> **WORK TO DO**
Gather each line of the entries below that includes "chevron".

> **Data records**
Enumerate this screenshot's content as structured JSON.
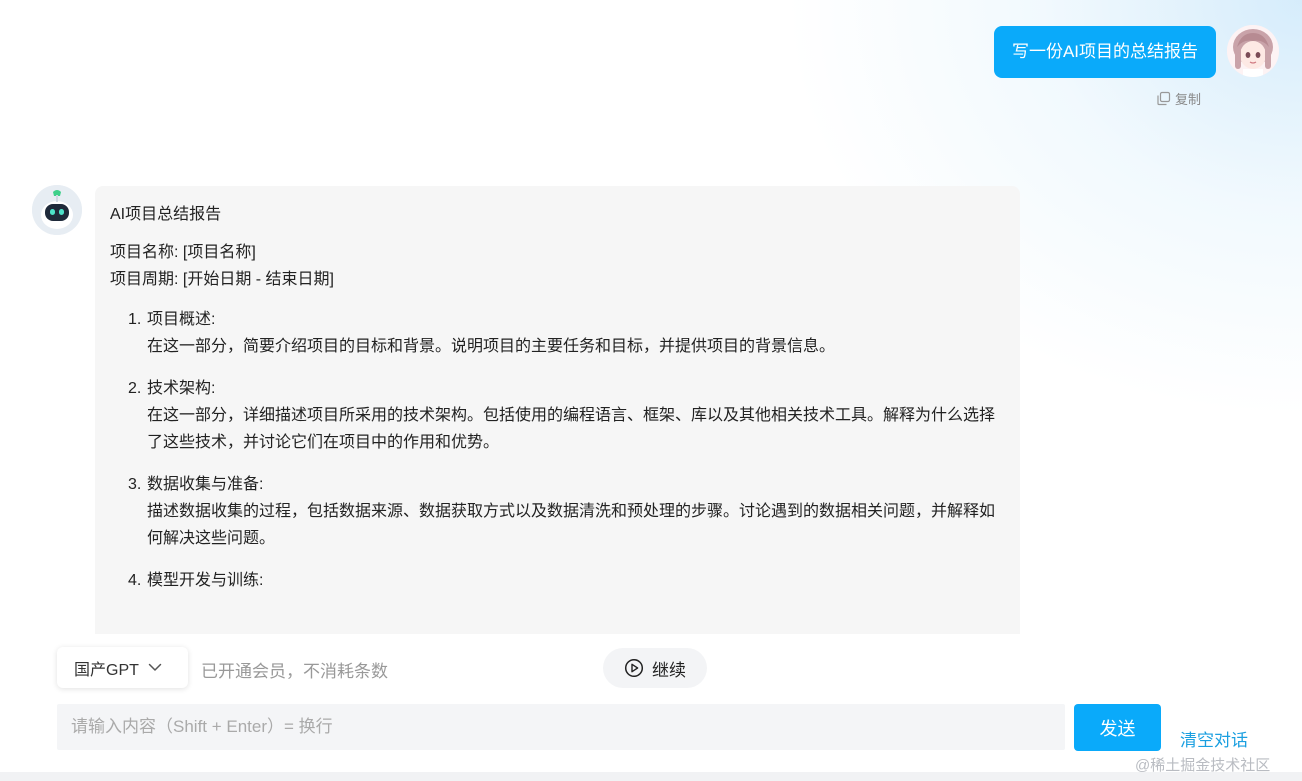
{
  "user_message": {
    "text": "写一份AI项目的总结报告",
    "copy_label": "复制"
  },
  "bot_message": {
    "title": "AI项目总结报告",
    "meta": [
      "项目名称: [项目名称]",
      "项目周期: [开始日期 - 结束日期]"
    ],
    "sections": [
      {
        "number": "1.",
        "heading": "项目概述:",
        "description": "在这一部分，简要介绍项目的目标和背景。说明项目的主要任务和目标，并提供项目的背景信息。"
      },
      {
        "number": "2.",
        "heading": "技术架构:",
        "description": "在这一部分，详细描述项目所采用的技术架构。包括使用的编程语言、框架、库以及其他相关技术工具。解释为什么选择了这些技术，并讨论它们在项目中的作用和优势。"
      },
      {
        "number": "3.",
        "heading": "数据收集与准备:",
        "description": "描述数据收集的过程，包括数据来源、数据获取方式以及数据清洗和预处理的步骤。讨论遇到的数据相关问题，并解释如何解决这些问题。"
      },
      {
        "number": "4.",
        "heading": "模型开发与训练:",
        "description": ""
      }
    ]
  },
  "toolbar": {
    "model_label": "国产GPT",
    "member_note": "已开通会员，不消耗条数",
    "continue_label": "继续"
  },
  "composer": {
    "placeholder": "请输入内容（Shift + Enter）= 换行",
    "value": "",
    "send_label": "发送",
    "clear_label": "清空对话"
  },
  "watermark": "@稀土掘金技术社区",
  "colors": {
    "accent": "#0aaafa",
    "link": "#1a9fe0",
    "bubble_bg": "#f6f6f6"
  },
  "icons": {
    "copy": "copy-icon",
    "dropdown": "chevron-down-icon",
    "continue": "play-circle-icon",
    "user_avatar": "user-avatar",
    "bot_avatar": "robot-avatar"
  }
}
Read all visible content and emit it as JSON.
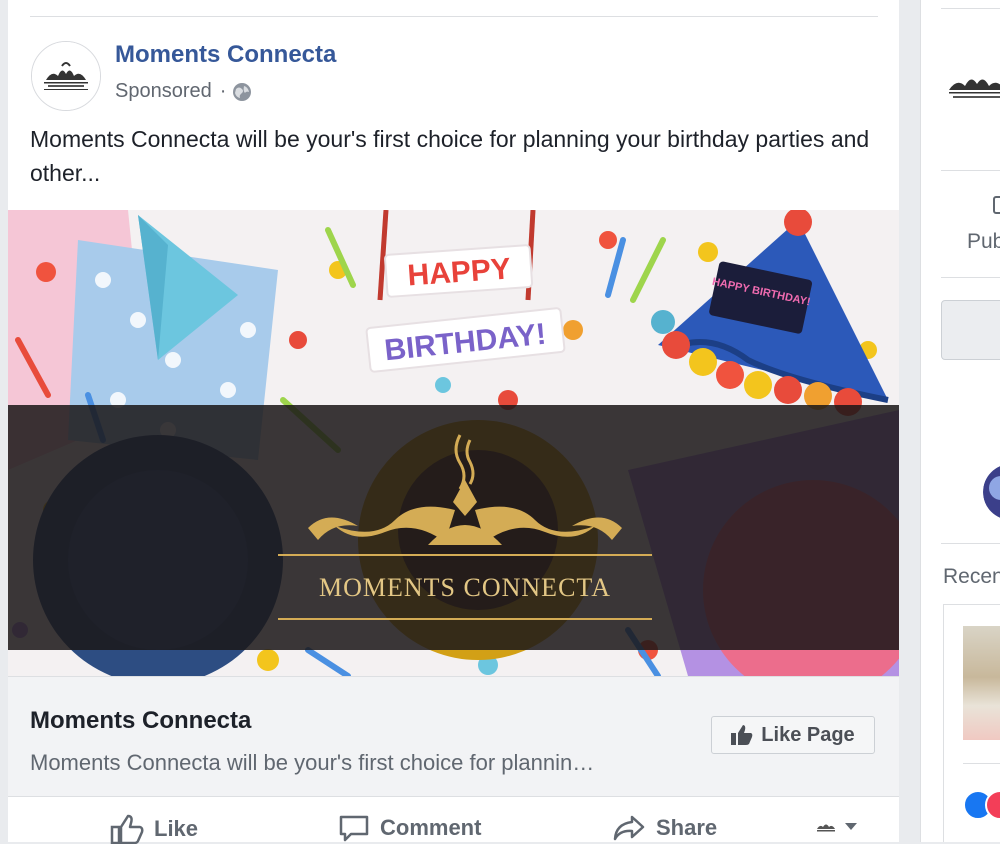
{
  "post": {
    "page_name": "Moments Connecta",
    "sponsored": "Sponsored",
    "separator": "·",
    "privacy_icon": "globe-icon",
    "text": "Moments Connecta will be your's first choice for planning your birthday parties and other..."
  },
  "banner": {
    "banner_top_text": "HAPPY",
    "banner_bottom_text": "BIRTHDAY!",
    "hat_text": "HAPPY BIRTHDAY!",
    "brand_wordmark": "MOMENTS CONNECTA",
    "colors": {
      "overlay": "#1b1718",
      "gold": "#d4ac55"
    }
  },
  "link_preview": {
    "title": "Moments Connecta",
    "description": "Moments Connecta will be your's first choice for plannin…",
    "like_page_label": "Like Page",
    "like_page_icon": "thumbs-up-icon"
  },
  "actions": {
    "like_label": "Like",
    "comment_label": "Comment",
    "share_label": "Share",
    "more_icon": "chevron-down-icon"
  },
  "sidebar": {
    "public_label": "Pub",
    "recent_label": "Recen"
  },
  "colors": {
    "link_blue": "#365899",
    "text_dark": "#1d2129",
    "text_grey": "#606770",
    "page_bg": "#e9ebee",
    "footer_bg": "#f2f3f5"
  }
}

> **RESPONSE TO THE EXERCISE**
    "dropdown": "chevron-down-icon",
    "more_icon": "chevron-down-icon"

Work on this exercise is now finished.